Objective
Scan the lines below for the string "color" and copy every one that has it.

Extracted information
** Begin **

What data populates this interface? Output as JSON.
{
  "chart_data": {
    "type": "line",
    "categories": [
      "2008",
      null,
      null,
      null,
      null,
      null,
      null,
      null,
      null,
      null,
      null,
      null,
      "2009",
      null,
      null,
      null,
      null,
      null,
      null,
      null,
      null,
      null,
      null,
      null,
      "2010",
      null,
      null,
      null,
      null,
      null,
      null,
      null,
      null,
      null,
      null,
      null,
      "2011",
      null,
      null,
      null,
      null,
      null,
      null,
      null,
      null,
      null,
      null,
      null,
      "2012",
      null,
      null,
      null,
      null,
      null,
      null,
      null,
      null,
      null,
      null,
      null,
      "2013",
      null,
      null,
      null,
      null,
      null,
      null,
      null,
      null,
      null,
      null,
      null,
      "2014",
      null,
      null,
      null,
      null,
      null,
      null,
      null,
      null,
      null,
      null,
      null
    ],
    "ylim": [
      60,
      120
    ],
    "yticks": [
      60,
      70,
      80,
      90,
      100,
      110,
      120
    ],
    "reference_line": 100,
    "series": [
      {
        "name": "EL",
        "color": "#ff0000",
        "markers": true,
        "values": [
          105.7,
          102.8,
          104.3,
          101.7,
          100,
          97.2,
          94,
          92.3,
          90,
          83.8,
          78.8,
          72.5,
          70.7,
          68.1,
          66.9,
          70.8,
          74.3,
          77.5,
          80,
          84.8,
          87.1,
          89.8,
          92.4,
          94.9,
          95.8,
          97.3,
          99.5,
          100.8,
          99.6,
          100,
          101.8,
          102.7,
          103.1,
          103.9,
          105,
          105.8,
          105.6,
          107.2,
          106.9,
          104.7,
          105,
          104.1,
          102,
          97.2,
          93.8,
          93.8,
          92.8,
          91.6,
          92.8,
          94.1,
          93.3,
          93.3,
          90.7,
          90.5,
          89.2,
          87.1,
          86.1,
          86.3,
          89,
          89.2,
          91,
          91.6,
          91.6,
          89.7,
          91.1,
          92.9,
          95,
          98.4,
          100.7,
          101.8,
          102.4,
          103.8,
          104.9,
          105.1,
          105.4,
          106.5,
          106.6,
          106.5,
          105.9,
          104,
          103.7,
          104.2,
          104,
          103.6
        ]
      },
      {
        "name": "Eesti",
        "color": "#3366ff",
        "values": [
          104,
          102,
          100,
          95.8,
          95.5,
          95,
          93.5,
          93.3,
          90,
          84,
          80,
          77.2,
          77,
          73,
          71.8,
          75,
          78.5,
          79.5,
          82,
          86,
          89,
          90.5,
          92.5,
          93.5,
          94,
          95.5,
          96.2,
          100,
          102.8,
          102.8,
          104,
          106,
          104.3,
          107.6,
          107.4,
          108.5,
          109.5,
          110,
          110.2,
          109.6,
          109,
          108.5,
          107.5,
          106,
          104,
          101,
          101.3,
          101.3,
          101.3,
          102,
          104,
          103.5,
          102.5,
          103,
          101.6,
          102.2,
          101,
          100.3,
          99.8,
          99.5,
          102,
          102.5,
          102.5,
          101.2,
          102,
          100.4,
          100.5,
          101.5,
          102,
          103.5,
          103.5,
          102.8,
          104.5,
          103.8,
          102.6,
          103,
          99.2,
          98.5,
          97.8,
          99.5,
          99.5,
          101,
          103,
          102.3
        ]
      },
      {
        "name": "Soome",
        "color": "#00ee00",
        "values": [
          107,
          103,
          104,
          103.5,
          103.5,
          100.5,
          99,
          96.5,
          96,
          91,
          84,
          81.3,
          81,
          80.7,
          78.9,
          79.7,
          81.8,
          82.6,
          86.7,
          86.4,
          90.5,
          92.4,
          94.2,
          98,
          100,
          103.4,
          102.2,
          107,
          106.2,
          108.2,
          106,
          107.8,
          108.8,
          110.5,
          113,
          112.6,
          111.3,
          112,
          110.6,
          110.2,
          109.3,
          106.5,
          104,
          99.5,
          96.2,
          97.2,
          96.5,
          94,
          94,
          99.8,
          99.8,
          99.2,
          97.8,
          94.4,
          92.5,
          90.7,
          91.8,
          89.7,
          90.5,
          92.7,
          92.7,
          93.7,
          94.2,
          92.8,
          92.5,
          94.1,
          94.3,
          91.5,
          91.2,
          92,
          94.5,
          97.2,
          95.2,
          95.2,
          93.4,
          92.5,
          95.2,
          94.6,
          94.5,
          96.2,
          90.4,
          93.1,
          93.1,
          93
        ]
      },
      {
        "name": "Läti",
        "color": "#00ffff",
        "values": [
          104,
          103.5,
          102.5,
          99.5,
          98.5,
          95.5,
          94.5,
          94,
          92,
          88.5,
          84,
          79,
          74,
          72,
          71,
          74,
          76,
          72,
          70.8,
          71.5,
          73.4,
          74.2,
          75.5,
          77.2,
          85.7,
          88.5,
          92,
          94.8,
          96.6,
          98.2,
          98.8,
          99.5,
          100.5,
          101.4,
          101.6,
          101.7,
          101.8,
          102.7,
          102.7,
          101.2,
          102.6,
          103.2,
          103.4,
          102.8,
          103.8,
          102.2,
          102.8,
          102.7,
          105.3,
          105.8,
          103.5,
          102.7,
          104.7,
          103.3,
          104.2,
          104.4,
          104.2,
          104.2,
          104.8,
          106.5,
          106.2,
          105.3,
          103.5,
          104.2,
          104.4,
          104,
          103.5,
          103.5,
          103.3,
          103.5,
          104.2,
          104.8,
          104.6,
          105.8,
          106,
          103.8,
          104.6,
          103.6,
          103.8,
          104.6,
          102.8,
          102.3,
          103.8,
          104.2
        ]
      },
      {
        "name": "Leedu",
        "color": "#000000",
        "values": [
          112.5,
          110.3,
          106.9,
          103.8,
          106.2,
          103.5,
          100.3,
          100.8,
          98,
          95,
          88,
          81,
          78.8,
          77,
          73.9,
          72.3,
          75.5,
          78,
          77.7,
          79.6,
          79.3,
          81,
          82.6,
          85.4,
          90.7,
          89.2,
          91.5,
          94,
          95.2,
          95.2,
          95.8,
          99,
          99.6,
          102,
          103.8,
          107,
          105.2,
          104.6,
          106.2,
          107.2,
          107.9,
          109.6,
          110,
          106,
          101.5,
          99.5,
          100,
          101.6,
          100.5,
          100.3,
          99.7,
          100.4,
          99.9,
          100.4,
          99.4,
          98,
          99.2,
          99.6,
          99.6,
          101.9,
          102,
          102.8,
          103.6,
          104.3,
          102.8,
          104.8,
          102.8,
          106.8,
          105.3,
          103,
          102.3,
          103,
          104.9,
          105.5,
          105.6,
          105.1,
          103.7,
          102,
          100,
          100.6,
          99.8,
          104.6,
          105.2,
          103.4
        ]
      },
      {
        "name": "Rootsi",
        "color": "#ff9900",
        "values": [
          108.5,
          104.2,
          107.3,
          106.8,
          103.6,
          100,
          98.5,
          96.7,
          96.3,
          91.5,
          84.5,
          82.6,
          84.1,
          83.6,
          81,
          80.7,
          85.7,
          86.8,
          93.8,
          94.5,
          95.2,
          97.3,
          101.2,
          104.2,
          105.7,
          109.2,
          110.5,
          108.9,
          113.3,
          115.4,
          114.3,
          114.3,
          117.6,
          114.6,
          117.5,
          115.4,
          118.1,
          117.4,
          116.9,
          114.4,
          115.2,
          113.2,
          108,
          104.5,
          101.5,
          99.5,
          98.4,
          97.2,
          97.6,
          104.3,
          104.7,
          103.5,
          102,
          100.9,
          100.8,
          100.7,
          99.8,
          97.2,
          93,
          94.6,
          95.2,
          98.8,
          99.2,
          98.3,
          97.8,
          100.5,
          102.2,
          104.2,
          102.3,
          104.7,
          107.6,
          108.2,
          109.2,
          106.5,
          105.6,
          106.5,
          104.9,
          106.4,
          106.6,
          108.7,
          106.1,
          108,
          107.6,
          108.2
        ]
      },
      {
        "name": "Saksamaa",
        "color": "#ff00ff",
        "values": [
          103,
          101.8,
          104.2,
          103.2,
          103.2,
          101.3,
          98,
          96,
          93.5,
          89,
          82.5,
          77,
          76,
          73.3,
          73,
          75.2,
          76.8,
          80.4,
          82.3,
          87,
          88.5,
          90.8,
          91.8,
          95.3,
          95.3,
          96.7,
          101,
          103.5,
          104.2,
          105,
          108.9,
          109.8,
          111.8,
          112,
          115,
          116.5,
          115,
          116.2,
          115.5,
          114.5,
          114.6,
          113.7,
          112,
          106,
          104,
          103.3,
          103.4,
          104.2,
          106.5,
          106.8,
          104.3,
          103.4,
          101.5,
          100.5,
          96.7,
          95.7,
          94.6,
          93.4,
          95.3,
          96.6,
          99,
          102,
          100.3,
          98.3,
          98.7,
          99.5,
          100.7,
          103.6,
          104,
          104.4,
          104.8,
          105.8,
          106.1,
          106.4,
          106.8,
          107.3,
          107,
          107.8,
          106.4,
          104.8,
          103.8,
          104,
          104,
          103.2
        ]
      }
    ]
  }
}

** End **

Result for this task
        "color": "#ff0000",
        "color": "#3366ff",
        "color": "#00ee00",
        "color": "#00ffff",
        "color": "#000000",
        "color": "#ff9900",
        "color": "#ff00ff",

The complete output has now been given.